== Listed entries ==
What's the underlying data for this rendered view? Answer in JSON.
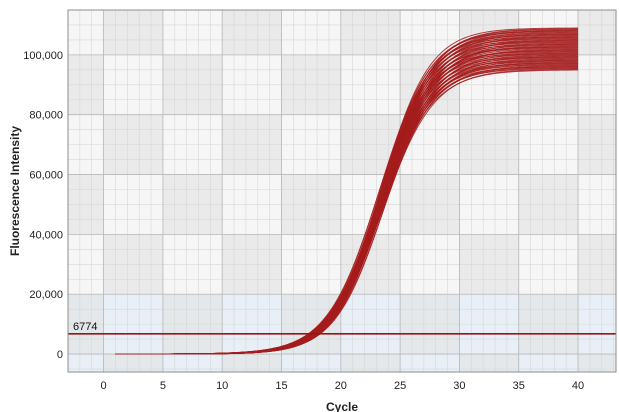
{
  "chart_data": {
    "type": "line",
    "title": "",
    "xlabel": "Cycle",
    "ylabel": "Fluorescence Intensity",
    "xlim": [
      -3,
      43.2
    ],
    "ylim": [
      -6000,
      115000
    ],
    "x_ticks": [
      0,
      5,
      10,
      15,
      20,
      25,
      30,
      35,
      40
    ],
    "x_tick_labels": [
      "0",
      "5",
      "10",
      "15",
      "20",
      "25",
      "30",
      "35",
      "40"
    ],
    "y_ticks": [
      0,
      20000,
      40000,
      60000,
      80000,
      100000
    ],
    "y_tick_labels": [
      "0",
      "20,000",
      "40,000",
      "60,000",
      "80,000",
      "100,000"
    ],
    "grid": true,
    "legend": "none",
    "colors": {
      "curves": "#a51c1c",
      "threshold": "#9b1414",
      "band_light": "#f6f6f6",
      "band_dark": "#e3e3e3",
      "bottom_tint": "#e6eef8"
    },
    "threshold": {
      "value": 6774,
      "label": "6774"
    },
    "curve_model": {
      "description": "sigmoidal amplification curves, cycle 1 to 40",
      "x_start": 1,
      "x_end": 40,
      "baseline": 0,
      "midpoint_cycle": 23.5,
      "plateau_min": 95000,
      "plateau_max": 109000,
      "curve_count": 60
    },
    "series": [
      {
        "x": [
          1,
          17,
          18,
          19,
          20,
          21,
          22,
          23,
          24,
          25,
          26,
          27,
          28,
          29,
          30,
          32,
          34,
          36,
          38,
          40
        ],
        "y": [
          0,
          0,
          1000,
          3000,
          8000,
          17000,
          28000,
          40000,
          52000,
          63000,
          72000,
          80000,
          86000,
          90000,
          93000,
          97000,
          99000,
          100500,
          101500,
          102000
        ]
      }
    ]
  }
}
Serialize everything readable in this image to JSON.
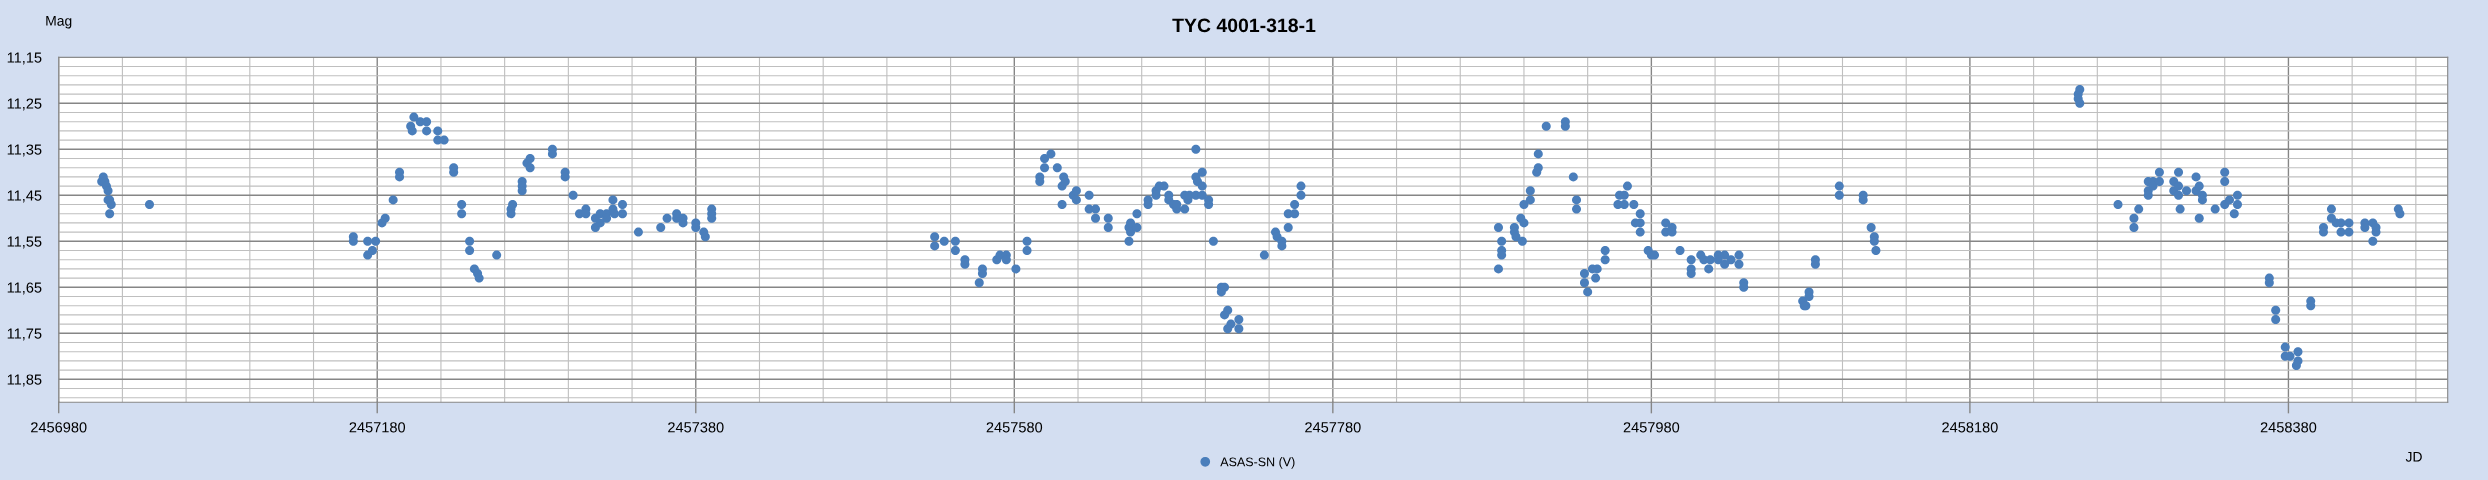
{
  "chart_data": {
    "type": "scatter",
    "title": "TYC 4001-318-1",
    "xlabel": "JD",
    "ylabel": "Mag",
    "xlim": [
      2456980,
      2458480
    ],
    "ylim": [
      11.9,
      11.15
    ],
    "xticks": [
      2456980,
      {
        "value": 2457020,
        "label": null
      },
      {
        "value": 2457060,
        "label": null
      },
      {
        "value": 2457100,
        "label": null
      },
      {
        "value": 2457140,
        "label": null
      },
      2457180,
      {
        "value": 2457220,
        "label": null
      },
      {
        "value": 2457260,
        "label": null
      },
      {
        "value": 2457300,
        "label": null
      },
      {
        "value": 2457340,
        "label": null
      },
      2457380,
      {
        "value": 2457420,
        "label": null
      },
      {
        "value": 2457460,
        "label": null
      },
      {
        "value": 2457500,
        "label": null
      },
      {
        "value": 2457540,
        "label": null
      },
      2457580,
      {
        "value": 2457620,
        "label": null
      },
      {
        "value": 2457660,
        "label": null
      },
      {
        "value": 2457700,
        "label": null
      },
      {
        "value": 2457740,
        "label": null
      },
      2457780,
      {
        "value": 2457820,
        "label": null
      },
      {
        "value": 2457860,
        "label": null
      },
      {
        "value": 2457900,
        "label": null
      },
      {
        "value": 2457940,
        "label": null
      },
      2457980,
      {
        "value": 2458020,
        "label": null
      },
      {
        "value": 2458060,
        "label": null
      },
      {
        "value": 2458100,
        "label": null
      },
      {
        "value": 2458140,
        "label": null
      },
      2458180,
      {
        "value": 2458220,
        "label": null
      },
      {
        "value": 2458260,
        "label": null
      },
      {
        "value": 2458300,
        "label": null
      },
      {
        "value": 2458340,
        "label": null
      },
      2458380,
      {
        "value": 2458420,
        "label": null
      },
      {
        "value": 2458460,
        "label": null
      }
    ],
    "yticks": [
      {
        "value": 11.15,
        "label": "11,15"
      },
      {
        "value": 11.17,
        "label": null
      },
      {
        "value": 11.19,
        "label": null
      },
      {
        "value": 11.21,
        "label": null
      },
      {
        "value": 11.23,
        "label": null
      },
      {
        "value": 11.25,
        "label": "11,25"
      },
      {
        "value": 11.27,
        "label": null
      },
      {
        "value": 11.29,
        "label": null
      },
      {
        "value": 11.31,
        "label": null
      },
      {
        "value": 11.33,
        "label": null
      },
      {
        "value": 11.35,
        "label": "11,35"
      },
      {
        "value": 11.37,
        "label": null
      },
      {
        "value": 11.39,
        "label": null
      },
      {
        "value": 11.41,
        "label": null
      },
      {
        "value": 11.43,
        "label": null
      },
      {
        "value": 11.45,
        "label": "11,45"
      },
      {
        "value": 11.47,
        "label": null
      },
      {
        "value": 11.49,
        "label": null
      },
      {
        "value": 11.51,
        "label": null
      },
      {
        "value": 11.53,
        "label": null
      },
      {
        "value": 11.55,
        "label": "11,55"
      },
      {
        "value": 11.57,
        "label": null
      },
      {
        "value": 11.59,
        "label": null
      },
      {
        "value": 11.61,
        "label": null
      },
      {
        "value": 11.63,
        "label": null
      },
      {
        "value": 11.65,
        "label": "11,65"
      },
      {
        "value": 11.67,
        "label": null
      },
      {
        "value": 11.69,
        "label": null
      },
      {
        "value": 11.71,
        "label": null
      },
      {
        "value": 11.73,
        "label": null
      },
      {
        "value": 11.75,
        "label": "11,75"
      },
      {
        "value": 11.77,
        "label": null
      },
      {
        "value": 11.79,
        "label": null
      },
      {
        "value": 11.81,
        "label": null
      },
      {
        "value": 11.83,
        "label": null
      },
      {
        "value": 11.85,
        "label": "11,85"
      },
      {
        "value": 11.87,
        "label": null
      },
      {
        "value": 11.89,
        "label": null
      }
    ],
    "grid": true,
    "legend": "bottom",
    "marker": "circle",
    "series": [
      {
        "name": "ASAS-SN (V)",
        "color": "#4a7ebb",
        "x": [
          2457008,
          2457007,
          2457009,
          2457010,
          2457011,
          2457011,
          2457012,
          2457013,
          2457012,
          2457037,
          2457165,
          2457165,
          2457174,
          2457174,
          2457177,
          2457179,
          2457183,
          2457185,
          2457190,
          2457194,
          2457194,
          2457201,
          2457202,
          2457203,
          2457207,
          2457211,
          2457211,
          2457218,
          2457218,
          2457222,
          2457228,
          2457228,
          2457233,
          2457233,
          2457238,
          2457238,
          2457241,
          2457243,
          2457244,
          2457255,
          2457264,
          2457264,
          2457265,
          2457271,
          2457271,
          2457271,
          2457274,
          2457276,
          2457276,
          2457290,
          2457290,
          2457298,
          2457298,
          2457303,
          2457307,
          2457311,
          2457311,
          2457317,
          2457317,
          2457320,
          2457320,
          2457324,
          2457324,
          2457328,
          2457328,
          2457329,
          2457334,
          2457334,
          2457344,
          2457358,
          2457362,
          2457368,
          2457368,
          2457372,
          2457372,
          2457380,
          2457380,
          2457385,
          2457386,
          2457390,
          2457390,
          2457390,
          2457530,
          2457530,
          2457536,
          2457543,
          2457543,
          2457549,
          2457549,
          2457558,
          2457560,
          2457560,
          2457569,
          2457571,
          2457575,
          2457575,
          2457581,
          2457588,
          2457588,
          2457596,
          2457596,
          2457599,
          2457599,
          2457603,
          2457607,
          2457610,
          2457610,
          2457611,
          2457612,
          2457617,
          2457619,
          2457619,
          2457627,
          2457627,
          2457631,
          2457631,
          2457639,
          2457639,
          2457652,
          2457652,
          2457653,
          2457653,
          2457657,
          2457657,
          2457664,
          2457664,
          2457669,
          2457669,
          2457674,
          2457671,
          2457677,
          2457677,
          2457680,
          2457682,
          2457682,
          2457687,
          2457687,
          2457689,
          2457690,
          2457694,
          2457694,
          2457694,
          2457695,
          2457698,
          2457698,
          2457698,
          2457702,
          2457702,
          2457705,
          2457710,
          2457710,
          2457712,
          2457714,
          2457712,
          2457716,
          2457714,
          2457721,
          2457721,
          2457737,
          2457744,
          2457745,
          2457748,
          2457748,
          2457752,
          2457752,
          2457756,
          2457756,
          2457760,
          2457760,
          2457884,
          2457884,
          2457886,
          2457886,
          2457886,
          2457894,
          2457894,
          2457895,
          2457899,
          2457898,
          2457900,
          2457900,
          2457904,
          2457904,
          2457908,
          2457909,
          2457909,
          2457914,
          2457926,
          2457926,
          2457931,
          2457933,
          2457933,
          2457938,
          2457938,
          2457940,
          2457943,
          2457945,
          2457946,
          2457951,
          2457951,
          2457959,
          2457960,
          2457963,
          2457963,
          2457965,
          2457969,
          2457973,
          2457970,
          2457973,
          2457973,
          2457978,
          2457980,
          2457982,
          2457989,
          2457989,
          2457993,
          2457993,
          2457998,
          2458005,
          2458005,
          2458005,
          2458011,
          2458013,
          2458016,
          2458017,
          2458022,
          2458022,
          2458026,
          2458026,
          2458030,
          2458035,
          2458035,
          2458038,
          2458038,
          2458075,
          2458076,
          2458077,
          2458079,
          2458079,
          2458083,
          2458083,
          2458098,
          2458098,
          2458113,
          2458113,
          2458118,
          2458120,
          2458120,
          2458121,
          2458248,
          2458249,
          2458248,
          2458249,
          2458273,
          2458283,
          2458283,
          2458286,
          2458292,
          2458292,
          2458292,
          2458295,
          2458295,
          2458299,
          2458299,
          2458308,
          2458308,
          2458311,
          2458311,
          2458311,
          2458312,
          2458316,
          2458322,
          2458322,
          2458324,
          2458324,
          2458326,
          2458326,
          2458334,
          2458340,
          2458340,
          2458340,
          2458343,
          2458346,
          2458348,
          2458348,
          2458368,
          2458368,
          2458372,
          2458372,
          2458378,
          2458378,
          2458381,
          2458385,
          2458386,
          2458386,
          2458394,
          2458394,
          2458402,
          2458402,
          2458407,
          2458407,
          2458410,
          2458413,
          2458413,
          2458418,
          2458418,
          2458428,
          2458428,
          2458433,
          2458433,
          2458435,
          2458435,
          2458449,
          2458450
        ],
        "values": [
          11.41,
          11.42,
          11.42,
          11.43,
          11.44,
          11.46,
          11.46,
          11.47,
          11.49,
          11.47,
          11.54,
          11.55,
          11.55,
          11.58,
          11.57,
          11.55,
          11.51,
          11.5,
          11.46,
          11.4,
          11.41,
          11.3,
          11.31,
          11.28,
          11.29,
          11.29,
          11.31,
          11.31,
          11.33,
          11.33,
          11.39,
          11.4,
          11.47,
          11.49,
          11.55,
          11.57,
          11.61,
          11.62,
          11.63,
          11.58,
          11.48,
          11.49,
          11.47,
          11.42,
          11.43,
          11.44,
          11.38,
          11.37,
          11.39,
          11.35,
          11.36,
          11.4,
          11.41,
          11.45,
          11.49,
          11.48,
          11.49,
          11.5,
          11.52,
          11.49,
          11.51,
          11.49,
          11.5,
          11.46,
          11.48,
          11.49,
          11.47,
          11.49,
          11.53,
          11.52,
          11.5,
          11.49,
          11.5,
          11.5,
          11.51,
          11.51,
          11.52,
          11.53,
          11.54,
          11.48,
          11.49,
          11.5,
          11.54,
          11.56,
          11.55,
          11.55,
          11.57,
          11.59,
          11.6,
          11.64,
          11.61,
          11.62,
          11.59,
          11.58,
          11.58,
          11.59,
          11.61,
          11.55,
          11.57,
          11.41,
          11.42,
          11.37,
          11.39,
          11.36,
          11.39,
          11.47,
          11.43,
          11.41,
          11.42,
          11.45,
          11.44,
          11.46,
          11.45,
          11.48,
          11.48,
          11.5,
          11.5,
          11.52,
          11.55,
          11.52,
          11.51,
          11.53,
          11.49,
          11.52,
          11.46,
          11.47,
          11.44,
          11.45,
          11.43,
          11.43,
          11.45,
          11.46,
          11.47,
          11.48,
          11.47,
          11.45,
          11.48,
          11.46,
          11.45,
          11.35,
          11.41,
          11.45,
          11.42,
          11.4,
          11.43,
          11.45,
          11.46,
          11.47,
          11.55,
          11.65,
          11.66,
          11.65,
          11.7,
          11.71,
          11.73,
          11.74,
          11.72,
          11.74,
          11.58,
          11.53,
          11.54,
          11.55,
          11.56,
          11.49,
          11.52,
          11.47,
          11.49,
          11.43,
          11.45,
          11.52,
          11.61,
          11.55,
          11.57,
          11.58,
          11.52,
          11.53,
          11.54,
          11.55,
          11.5,
          11.47,
          11.51,
          11.44,
          11.46,
          11.4,
          11.39,
          11.36,
          11.3,
          11.29,
          11.3,
          11.41,
          11.46,
          11.48,
          11.62,
          11.64,
          11.66,
          11.61,
          11.63,
          11.61,
          11.57,
          11.59,
          11.47,
          11.45,
          11.45,
          11.47,
          11.43,
          11.47,
          11.49,
          11.51,
          11.51,
          11.53,
          11.57,
          11.58,
          11.58,
          11.51,
          11.53,
          11.52,
          11.53,
          11.57,
          11.59,
          11.61,
          11.62,
          11.58,
          11.59,
          11.61,
          11.59,
          11.58,
          11.59,
          11.58,
          11.6,
          11.59,
          11.58,
          11.6,
          11.64,
          11.65,
          11.68,
          11.69,
          11.69,
          11.66,
          11.67,
          11.59,
          11.6,
          11.43,
          11.45,
          11.45,
          11.46,
          11.52,
          11.54,
          11.55,
          11.57,
          11.23,
          11.22,
          11.24,
          11.25,
          11.47,
          11.5,
          11.52,
          11.48,
          11.44,
          11.45,
          11.42,
          11.42,
          11.43,
          11.4,
          11.42,
          11.42,
          11.44,
          11.4,
          11.43,
          11.45,
          11.48,
          11.44,
          11.41,
          11.44,
          11.43,
          11.5,
          11.45,
          11.46,
          11.48,
          11.4,
          11.42,
          11.47,
          11.46,
          11.49,
          11.45,
          11.47,
          11.63,
          11.64,
          11.7,
          11.72,
          11.78,
          11.8,
          11.8,
          11.82,
          11.79,
          11.81,
          11.68,
          11.69,
          11.52,
          11.53,
          11.48,
          11.5,
          11.51,
          11.51,
          11.53,
          11.51,
          11.53,
          11.51,
          11.52,
          11.51,
          11.55,
          11.53,
          11.52,
          11.48,
          11.49
        ]
      }
    ]
  }
}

== Stated exercise ==
Pick out lines containing the word "ylabel", each one as written.

== The solution ==
    "ylabel": "Fluorescence Intensity",
    "ylabel": "Mag",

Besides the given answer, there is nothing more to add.